> Written task
Every entry must be repeated exactly. Exclude all pictures.
# # # # # # #
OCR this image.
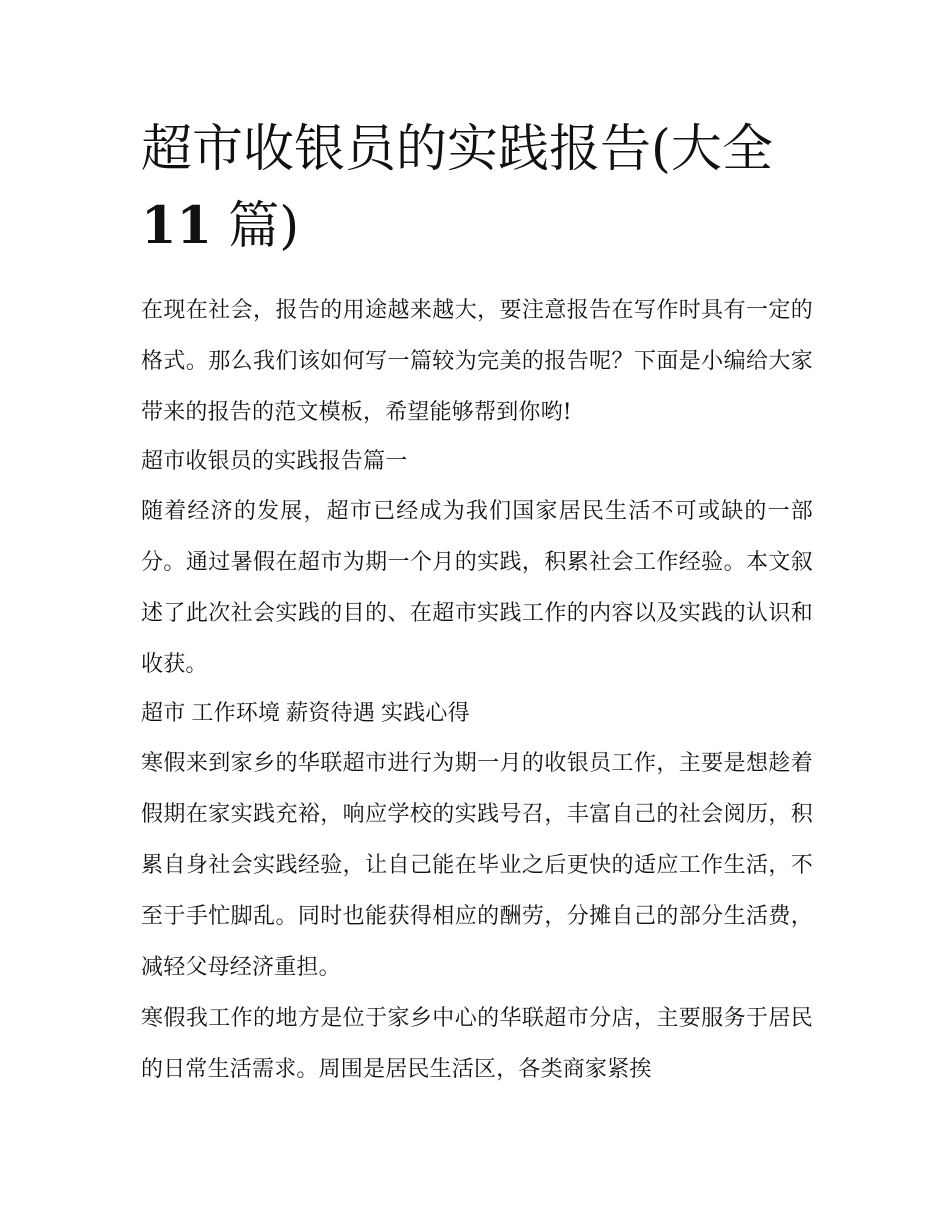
超市收银员的实践报告(大全
11 篇)

在现在社会，报告的用途越来越大，要注意报告在写作时具有一定的格式。那么我们该如何写一篇较为完美的报告呢？下面是小编给大家带来的报告的范文模板，希望能够帮到你哟!

超市收银员的实践报告篇一

随着经济的发展，超市已经成为我们国家居民生活不可或缺的一部分。通过暑假在超市为期一个月的实践，积累社会工作经验。本文叙述了此次社会实践的目的、在超市实践工作的内容以及实践的认识和收获。

超市 工作环境 薪资待遇 实践心得

寒假来到家乡的华联超市进行为期一月的收银员工作，主要是想趁着假期在家实践充裕，响应学校的实践号召，丰富自己的社会阅历，积累自身社会实践经验，让自己能在毕业之后更快的适应工作生活，不至于手忙脚乱。同时也能获得相应的酬劳，分摊自己的部分生活费，减轻父母经济重担。

寒假我工作的地方是位于家乡中心的华联超市分店，主要服务于居民的日常生活需求。周围是居民生活区，各类商家紧挨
# # # # # # #
> Expected output
OCR this image.
超市收银员的实践报告(大全
11 篇)

在现在社会，报告的用途越来越大，要注意报告在写作时具有一定的格式。那么我们该如何写一篇较为完美的报告呢？下面是小编给大家带来的报告的范文模板，希望能够帮到你哟!

超市收银员的实践报告篇一

随着经济的发展，超市已经成为我们国家居民生活不可或缺的一部分。通过暑假在超市为期一个月的实践，积累社会工作经验。本文叙述了此次社会实践的目的、在超市实践工作的内容以及实践的认识和收获。

超市 工作环境 薪资待遇 实践心得

寒假来到家乡的华联超市进行为期一月的收银员工作，主要是想趁着假期在家实践充裕，响应学校的实践号召，丰富自己的社会阅历，积累自身社会实践经验，让自己能在毕业之后更快的适应工作生活，不至于手忙脚乱。同时也能获得相应的酬劳，分摊自己的部分生活费，减轻父母经济重担。

寒假我工作的地方是位于家乡中心的华联超市分店，主要服务于居民的日常生活需求。周围是居民生活区，各类商家紧挨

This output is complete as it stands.